- AVAILABLE RECORDS:
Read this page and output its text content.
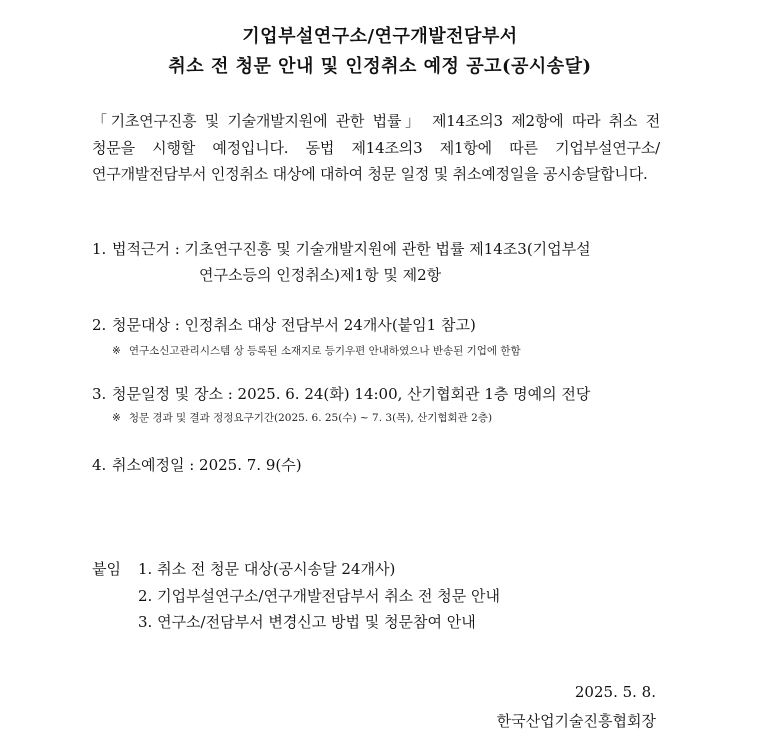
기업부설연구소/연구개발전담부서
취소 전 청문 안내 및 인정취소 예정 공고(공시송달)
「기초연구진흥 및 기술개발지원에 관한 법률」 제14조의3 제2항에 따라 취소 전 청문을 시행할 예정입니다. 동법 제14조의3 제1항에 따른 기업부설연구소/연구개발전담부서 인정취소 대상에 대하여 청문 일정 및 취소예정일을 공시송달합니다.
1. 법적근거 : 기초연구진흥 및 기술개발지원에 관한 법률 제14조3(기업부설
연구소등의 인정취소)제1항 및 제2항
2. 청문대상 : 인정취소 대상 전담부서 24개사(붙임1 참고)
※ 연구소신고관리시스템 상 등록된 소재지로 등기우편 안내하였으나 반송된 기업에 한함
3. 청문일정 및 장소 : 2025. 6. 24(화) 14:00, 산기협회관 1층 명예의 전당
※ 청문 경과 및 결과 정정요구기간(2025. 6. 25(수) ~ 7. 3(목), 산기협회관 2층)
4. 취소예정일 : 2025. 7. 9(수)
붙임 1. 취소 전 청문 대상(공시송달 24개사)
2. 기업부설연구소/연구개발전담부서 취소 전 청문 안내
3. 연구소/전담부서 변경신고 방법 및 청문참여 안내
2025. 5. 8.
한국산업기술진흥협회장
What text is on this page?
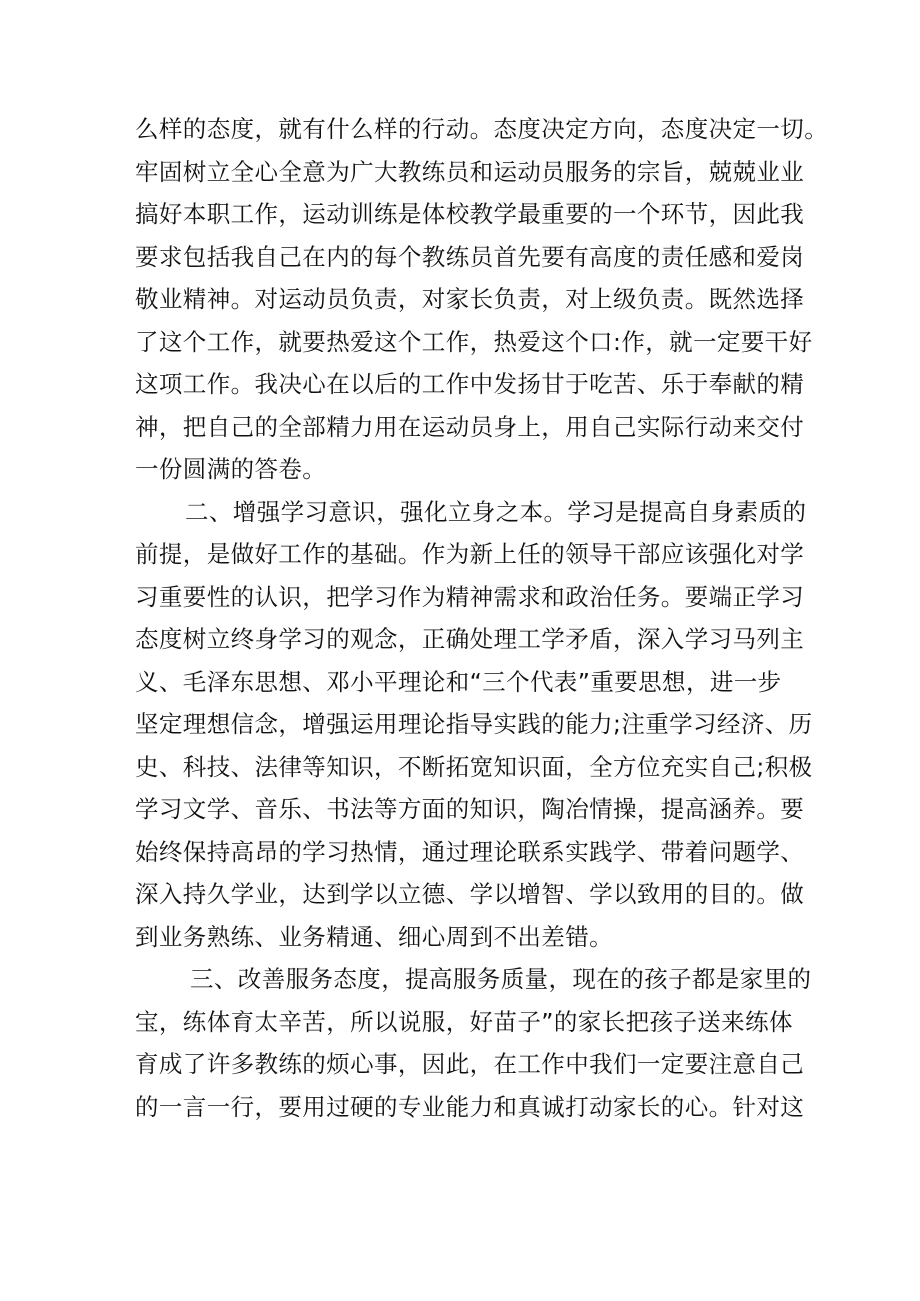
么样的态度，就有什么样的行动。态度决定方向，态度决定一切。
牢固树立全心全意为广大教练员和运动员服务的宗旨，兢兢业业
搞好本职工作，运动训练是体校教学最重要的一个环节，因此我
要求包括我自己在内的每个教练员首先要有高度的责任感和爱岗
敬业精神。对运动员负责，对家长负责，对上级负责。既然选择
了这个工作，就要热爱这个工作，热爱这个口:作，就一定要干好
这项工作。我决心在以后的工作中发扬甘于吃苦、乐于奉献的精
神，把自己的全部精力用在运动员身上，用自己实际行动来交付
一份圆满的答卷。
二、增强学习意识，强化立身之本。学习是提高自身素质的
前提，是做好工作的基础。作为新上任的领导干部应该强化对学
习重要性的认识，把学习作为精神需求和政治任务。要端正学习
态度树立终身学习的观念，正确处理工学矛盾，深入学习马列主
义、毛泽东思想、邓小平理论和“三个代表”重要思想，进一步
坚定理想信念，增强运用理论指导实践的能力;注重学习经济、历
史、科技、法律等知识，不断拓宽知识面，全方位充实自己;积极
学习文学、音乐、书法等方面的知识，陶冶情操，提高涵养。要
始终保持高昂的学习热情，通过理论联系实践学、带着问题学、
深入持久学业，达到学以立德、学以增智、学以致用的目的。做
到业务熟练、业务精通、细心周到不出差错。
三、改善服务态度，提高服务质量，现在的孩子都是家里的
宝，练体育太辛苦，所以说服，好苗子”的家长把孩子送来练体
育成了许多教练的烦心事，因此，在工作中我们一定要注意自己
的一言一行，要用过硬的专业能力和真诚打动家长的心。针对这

* * *

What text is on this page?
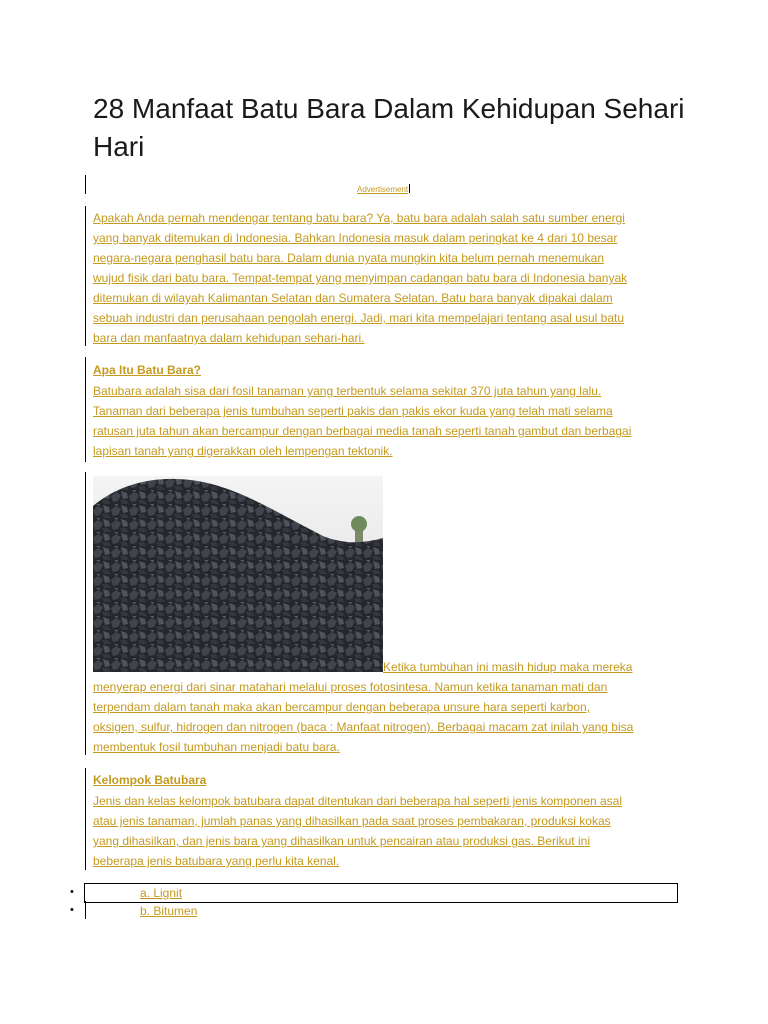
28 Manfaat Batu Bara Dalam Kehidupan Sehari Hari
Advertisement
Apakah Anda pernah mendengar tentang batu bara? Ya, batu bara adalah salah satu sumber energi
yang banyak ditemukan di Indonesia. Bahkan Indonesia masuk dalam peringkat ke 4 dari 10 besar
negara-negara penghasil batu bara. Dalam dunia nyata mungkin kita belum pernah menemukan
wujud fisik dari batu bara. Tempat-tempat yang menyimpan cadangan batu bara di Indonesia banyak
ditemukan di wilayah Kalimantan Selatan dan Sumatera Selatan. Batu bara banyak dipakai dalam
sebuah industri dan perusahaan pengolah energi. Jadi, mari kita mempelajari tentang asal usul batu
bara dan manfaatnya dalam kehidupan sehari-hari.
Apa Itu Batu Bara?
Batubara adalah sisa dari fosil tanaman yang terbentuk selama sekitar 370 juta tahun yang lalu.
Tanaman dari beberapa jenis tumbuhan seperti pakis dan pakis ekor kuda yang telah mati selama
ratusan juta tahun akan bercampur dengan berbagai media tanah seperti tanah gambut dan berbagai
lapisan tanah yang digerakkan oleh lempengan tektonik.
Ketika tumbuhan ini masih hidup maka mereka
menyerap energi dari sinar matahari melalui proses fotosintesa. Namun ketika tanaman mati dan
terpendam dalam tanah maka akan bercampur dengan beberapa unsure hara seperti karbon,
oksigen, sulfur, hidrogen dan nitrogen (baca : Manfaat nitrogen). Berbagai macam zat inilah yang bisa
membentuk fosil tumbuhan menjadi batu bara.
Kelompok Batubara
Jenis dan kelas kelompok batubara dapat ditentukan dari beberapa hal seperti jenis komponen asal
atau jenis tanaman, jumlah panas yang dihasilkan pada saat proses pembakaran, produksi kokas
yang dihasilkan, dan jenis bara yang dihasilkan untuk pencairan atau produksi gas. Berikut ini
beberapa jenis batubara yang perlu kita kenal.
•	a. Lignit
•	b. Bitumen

- WHAT IS ASKED: Copy down every line of the entries containing the word "banyak".

- REPLY TO THE TASK:
yang banyak ditemukan di Indonesia. Bahkan Indonesia masuk dalam peringkat ke 4 dari 10 besar
wujud fisik dari batu bara. Tempat-tempat yang menyimpan cadangan batu bara di Indonesia banyak
ditemukan di wilayah Kalimantan Selatan dan Sumatera Selatan. Batu bara banyak dipakai dalam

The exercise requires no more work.